> **Exercise goal**:
Copy out every line exactly as given.
══ Stored rows ══
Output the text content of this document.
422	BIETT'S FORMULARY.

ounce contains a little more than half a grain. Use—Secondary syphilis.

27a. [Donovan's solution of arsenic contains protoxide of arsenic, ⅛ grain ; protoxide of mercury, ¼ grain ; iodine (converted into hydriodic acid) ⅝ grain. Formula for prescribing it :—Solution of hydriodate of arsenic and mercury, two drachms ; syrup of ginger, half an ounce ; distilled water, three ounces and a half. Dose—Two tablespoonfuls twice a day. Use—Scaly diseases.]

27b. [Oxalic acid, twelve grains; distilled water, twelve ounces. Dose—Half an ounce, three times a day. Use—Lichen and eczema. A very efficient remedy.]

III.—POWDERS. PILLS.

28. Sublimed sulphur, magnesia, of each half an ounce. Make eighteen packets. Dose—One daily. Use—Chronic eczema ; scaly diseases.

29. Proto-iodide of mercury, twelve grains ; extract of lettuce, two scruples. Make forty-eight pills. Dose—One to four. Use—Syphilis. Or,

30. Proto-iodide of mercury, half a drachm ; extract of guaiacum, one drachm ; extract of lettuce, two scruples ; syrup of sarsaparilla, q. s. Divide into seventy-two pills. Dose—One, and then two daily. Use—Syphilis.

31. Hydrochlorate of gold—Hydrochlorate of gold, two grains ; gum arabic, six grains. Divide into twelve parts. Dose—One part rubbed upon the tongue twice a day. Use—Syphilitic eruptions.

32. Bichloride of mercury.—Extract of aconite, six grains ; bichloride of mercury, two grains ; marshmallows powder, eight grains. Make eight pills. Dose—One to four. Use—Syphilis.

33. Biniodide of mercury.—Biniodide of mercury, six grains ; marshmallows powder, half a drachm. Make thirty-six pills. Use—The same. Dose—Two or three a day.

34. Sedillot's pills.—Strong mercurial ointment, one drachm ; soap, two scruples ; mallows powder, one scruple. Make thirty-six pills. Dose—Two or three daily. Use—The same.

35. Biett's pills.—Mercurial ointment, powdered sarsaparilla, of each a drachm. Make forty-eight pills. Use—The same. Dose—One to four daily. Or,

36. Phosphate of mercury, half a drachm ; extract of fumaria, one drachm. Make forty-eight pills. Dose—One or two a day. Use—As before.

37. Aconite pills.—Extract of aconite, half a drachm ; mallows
═══
> **The completed task**:
Output the text content of this document.
422	BIETT'S FORMULARY.

ounce contains a little more than half a grain. Use—Secondary syphilis.

27a. [Donovan's solution of arsenic contains protoxide of arsenic, ⅛ grain ; protoxide of mercury, ¼ grain ; iodine (converted into hydriodic acid) ⅝ grain. Formula for prescribing it :—Solution of hydriodate of arsenic and mercury, two drachms ; syrup of ginger, half an ounce ; distilled water, three ounces and a half. Dose—Two tablespoonfuls twice a day. Use—Scaly diseases.]

27b. [Oxalic acid, twelve grains; distilled water, twelve ounces. Dose—Half an ounce, three times a day. Use—Lichen and eczema. A very efficient remedy.]

III.—POWDERS. PILLS.

28. Sublimed sulphur, magnesia, of each half an ounce. Make eighteen packets. Dose—One daily. Use—Chronic eczema ; scaly diseases.

29. Proto-iodide of mercury, twelve grains ; extract of lettuce, two scruples. Make forty-eight pills. Dose—One to four. Use—Syphilis. Or,

30. Proto-iodide of mercury, half a drachm ; extract of guaiacum, one drachm ; extract of lettuce, two scruples ; syrup of sarsaparilla, q. s. Divide into seventy-two pills. Dose—One, and then two daily. Use—Syphilis.

31. Hydrochlorate of gold—Hydrochlorate of gold, two grains ; gum arabic, six grains. Divide into twelve parts. Dose—One part rubbed upon the tongue twice a day. Use—Syphilitic eruptions.

32. Bichloride of mercury.—Extract of aconite, six grains ; bichloride of mercury, two grains ; marshmallows powder, eight grains. Make eight pills. Dose—One to four. Use—Syphilis.

33. Biniodide of mercury.—Biniodide of mercury, six grains ; marshmallows powder, half a drachm. Make thirty-six pills. Use—The same. Dose—Two or three a day.

34. Sedillot's pills.—Strong mercurial ointment, one drachm ; soap, two scruples ; mallows powder, one scruple. Make thirty-six pills. Dose—Two or three daily. Use—The same.

35. Biett's pills.—Mercurial ointment, powdered sarsaparilla, of each a drachm. Make forty-eight pills. Use—The same. Dose—One to four daily. Or,

36. Phosphate of mercury, half a drachm ; extract of fumaria, one drachm. Make forty-eight pills. Dose—One or two a day. Use—As before.

37. Aconite pills.—Extract of aconite, half a drachm ; mallows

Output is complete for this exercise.